Stored dataset items:
>> start

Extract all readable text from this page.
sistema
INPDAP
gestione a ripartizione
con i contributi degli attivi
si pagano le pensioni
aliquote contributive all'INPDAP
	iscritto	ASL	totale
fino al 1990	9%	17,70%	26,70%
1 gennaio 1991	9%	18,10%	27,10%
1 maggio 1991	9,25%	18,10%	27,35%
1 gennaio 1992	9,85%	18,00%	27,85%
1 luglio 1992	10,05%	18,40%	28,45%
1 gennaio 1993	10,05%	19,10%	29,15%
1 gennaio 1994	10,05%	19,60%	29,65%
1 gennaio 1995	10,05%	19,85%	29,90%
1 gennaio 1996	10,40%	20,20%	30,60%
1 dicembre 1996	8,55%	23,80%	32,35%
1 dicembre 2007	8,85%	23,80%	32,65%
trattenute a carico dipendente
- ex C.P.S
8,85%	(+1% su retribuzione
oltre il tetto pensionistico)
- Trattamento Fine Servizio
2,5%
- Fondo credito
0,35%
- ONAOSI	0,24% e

>> end

> _Request_
Count how many lines above contain the word "gennaio". Reply with the number alone.

> _Complete response_
6